*Aim:*
Every line that contains the word "header" should be copied.

*Records supplied:*

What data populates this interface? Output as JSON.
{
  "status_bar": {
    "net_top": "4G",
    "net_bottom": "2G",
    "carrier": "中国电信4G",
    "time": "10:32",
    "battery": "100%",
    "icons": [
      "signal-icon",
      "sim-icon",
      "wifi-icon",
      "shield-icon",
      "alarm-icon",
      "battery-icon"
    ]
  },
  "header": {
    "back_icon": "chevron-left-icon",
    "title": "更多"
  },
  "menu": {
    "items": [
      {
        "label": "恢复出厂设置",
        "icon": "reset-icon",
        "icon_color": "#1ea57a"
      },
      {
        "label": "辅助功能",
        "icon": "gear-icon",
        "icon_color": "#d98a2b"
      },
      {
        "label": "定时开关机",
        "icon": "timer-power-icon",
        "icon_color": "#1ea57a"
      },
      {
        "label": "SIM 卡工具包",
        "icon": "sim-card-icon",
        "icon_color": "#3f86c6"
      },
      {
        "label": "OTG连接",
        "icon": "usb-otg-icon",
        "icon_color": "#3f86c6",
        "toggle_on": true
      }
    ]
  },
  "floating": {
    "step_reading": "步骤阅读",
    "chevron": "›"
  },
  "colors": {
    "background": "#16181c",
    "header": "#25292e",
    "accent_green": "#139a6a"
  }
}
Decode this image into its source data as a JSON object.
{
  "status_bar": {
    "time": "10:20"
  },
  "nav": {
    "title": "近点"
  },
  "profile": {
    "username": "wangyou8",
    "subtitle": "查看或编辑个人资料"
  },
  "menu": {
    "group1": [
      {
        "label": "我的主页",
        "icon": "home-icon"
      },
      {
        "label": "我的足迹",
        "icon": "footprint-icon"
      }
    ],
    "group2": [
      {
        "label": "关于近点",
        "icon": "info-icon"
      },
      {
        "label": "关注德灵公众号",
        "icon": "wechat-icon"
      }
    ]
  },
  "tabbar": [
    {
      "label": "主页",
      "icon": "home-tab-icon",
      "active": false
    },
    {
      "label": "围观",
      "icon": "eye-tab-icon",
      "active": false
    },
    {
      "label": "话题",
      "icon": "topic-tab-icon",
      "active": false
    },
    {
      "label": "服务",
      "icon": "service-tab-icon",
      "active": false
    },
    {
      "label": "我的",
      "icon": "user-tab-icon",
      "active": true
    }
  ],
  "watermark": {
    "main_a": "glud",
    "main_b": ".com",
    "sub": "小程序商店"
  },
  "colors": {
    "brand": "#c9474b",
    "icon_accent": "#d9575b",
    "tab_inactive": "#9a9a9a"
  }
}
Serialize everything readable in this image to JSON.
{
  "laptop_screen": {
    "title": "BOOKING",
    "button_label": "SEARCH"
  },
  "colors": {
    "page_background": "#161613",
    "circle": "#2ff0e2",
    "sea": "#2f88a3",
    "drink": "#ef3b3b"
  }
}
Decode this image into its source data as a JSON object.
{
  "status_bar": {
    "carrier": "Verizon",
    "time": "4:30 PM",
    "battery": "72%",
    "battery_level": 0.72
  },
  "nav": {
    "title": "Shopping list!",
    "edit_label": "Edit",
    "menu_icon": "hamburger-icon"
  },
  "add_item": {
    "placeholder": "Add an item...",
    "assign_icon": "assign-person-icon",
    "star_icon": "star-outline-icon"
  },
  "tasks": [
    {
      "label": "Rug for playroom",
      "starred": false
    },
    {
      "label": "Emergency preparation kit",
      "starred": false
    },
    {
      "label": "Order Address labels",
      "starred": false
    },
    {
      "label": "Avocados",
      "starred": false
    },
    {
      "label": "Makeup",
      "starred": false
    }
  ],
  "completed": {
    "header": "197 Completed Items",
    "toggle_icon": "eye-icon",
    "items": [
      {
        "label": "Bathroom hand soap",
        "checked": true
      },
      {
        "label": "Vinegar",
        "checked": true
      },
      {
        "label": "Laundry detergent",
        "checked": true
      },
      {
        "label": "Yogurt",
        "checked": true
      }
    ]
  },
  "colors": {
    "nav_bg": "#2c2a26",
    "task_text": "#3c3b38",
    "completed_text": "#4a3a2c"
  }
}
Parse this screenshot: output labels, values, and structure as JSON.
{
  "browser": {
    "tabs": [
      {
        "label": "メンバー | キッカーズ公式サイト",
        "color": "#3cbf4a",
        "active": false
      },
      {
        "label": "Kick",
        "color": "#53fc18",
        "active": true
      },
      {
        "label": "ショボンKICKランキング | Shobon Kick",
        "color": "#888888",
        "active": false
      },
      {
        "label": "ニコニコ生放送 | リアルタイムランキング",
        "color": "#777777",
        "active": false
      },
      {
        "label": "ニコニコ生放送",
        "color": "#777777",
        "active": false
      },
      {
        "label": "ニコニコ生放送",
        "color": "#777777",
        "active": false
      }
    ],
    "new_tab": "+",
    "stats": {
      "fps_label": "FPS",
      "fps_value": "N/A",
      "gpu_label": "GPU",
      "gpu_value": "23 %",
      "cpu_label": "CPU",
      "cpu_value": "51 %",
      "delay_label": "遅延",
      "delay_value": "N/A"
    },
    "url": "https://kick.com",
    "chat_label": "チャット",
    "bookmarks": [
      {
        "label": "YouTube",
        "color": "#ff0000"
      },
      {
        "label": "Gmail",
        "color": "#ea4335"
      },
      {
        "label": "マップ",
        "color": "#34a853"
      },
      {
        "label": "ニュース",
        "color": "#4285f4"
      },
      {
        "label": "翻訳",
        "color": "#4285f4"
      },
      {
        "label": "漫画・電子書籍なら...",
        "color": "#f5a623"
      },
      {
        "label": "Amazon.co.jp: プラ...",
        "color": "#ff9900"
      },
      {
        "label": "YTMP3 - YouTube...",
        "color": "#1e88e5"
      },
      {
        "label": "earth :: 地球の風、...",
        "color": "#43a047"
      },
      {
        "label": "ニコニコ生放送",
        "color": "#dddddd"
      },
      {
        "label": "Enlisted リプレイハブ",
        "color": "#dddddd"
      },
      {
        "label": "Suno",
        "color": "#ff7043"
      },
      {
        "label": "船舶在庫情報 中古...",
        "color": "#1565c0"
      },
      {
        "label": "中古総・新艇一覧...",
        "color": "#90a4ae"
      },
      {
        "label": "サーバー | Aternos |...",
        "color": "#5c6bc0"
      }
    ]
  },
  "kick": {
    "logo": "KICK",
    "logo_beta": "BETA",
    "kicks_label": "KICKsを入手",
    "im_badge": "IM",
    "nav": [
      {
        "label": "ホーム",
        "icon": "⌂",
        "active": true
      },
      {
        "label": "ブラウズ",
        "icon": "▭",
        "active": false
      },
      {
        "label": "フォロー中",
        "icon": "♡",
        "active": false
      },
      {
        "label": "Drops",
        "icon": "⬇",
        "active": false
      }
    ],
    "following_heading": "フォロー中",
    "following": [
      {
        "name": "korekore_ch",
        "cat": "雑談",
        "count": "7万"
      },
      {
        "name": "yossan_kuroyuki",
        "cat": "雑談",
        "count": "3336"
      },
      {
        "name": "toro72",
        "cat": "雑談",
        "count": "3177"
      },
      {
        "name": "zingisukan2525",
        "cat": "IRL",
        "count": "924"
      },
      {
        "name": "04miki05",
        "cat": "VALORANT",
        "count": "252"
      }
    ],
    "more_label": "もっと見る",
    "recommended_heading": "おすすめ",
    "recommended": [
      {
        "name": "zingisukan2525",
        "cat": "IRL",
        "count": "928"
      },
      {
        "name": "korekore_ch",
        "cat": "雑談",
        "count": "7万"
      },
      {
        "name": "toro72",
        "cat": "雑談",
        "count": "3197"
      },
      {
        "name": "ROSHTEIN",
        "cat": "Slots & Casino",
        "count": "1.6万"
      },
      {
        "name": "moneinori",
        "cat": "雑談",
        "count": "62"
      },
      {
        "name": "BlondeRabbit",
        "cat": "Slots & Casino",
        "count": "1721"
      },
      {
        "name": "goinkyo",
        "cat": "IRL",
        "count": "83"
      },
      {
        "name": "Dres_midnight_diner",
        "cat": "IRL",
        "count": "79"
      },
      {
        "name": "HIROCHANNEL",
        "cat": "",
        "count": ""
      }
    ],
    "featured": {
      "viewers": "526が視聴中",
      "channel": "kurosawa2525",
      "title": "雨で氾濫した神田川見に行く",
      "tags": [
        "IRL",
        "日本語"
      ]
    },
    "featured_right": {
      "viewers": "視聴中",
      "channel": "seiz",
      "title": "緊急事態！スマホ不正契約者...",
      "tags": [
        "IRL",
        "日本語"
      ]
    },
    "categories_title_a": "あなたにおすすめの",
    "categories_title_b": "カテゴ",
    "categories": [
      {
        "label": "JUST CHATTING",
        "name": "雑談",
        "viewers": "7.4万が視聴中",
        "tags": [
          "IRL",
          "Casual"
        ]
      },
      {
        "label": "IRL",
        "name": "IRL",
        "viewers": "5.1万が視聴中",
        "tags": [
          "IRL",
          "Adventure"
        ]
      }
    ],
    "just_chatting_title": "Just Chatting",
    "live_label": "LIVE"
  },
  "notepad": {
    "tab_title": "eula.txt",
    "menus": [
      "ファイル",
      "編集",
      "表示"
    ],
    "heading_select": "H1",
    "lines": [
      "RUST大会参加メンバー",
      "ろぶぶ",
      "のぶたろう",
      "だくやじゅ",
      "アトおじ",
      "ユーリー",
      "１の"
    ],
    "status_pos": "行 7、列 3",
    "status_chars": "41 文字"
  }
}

*Final result:*
  "header": {
    "header": "#25292e",
    "header": "197 Completed Items",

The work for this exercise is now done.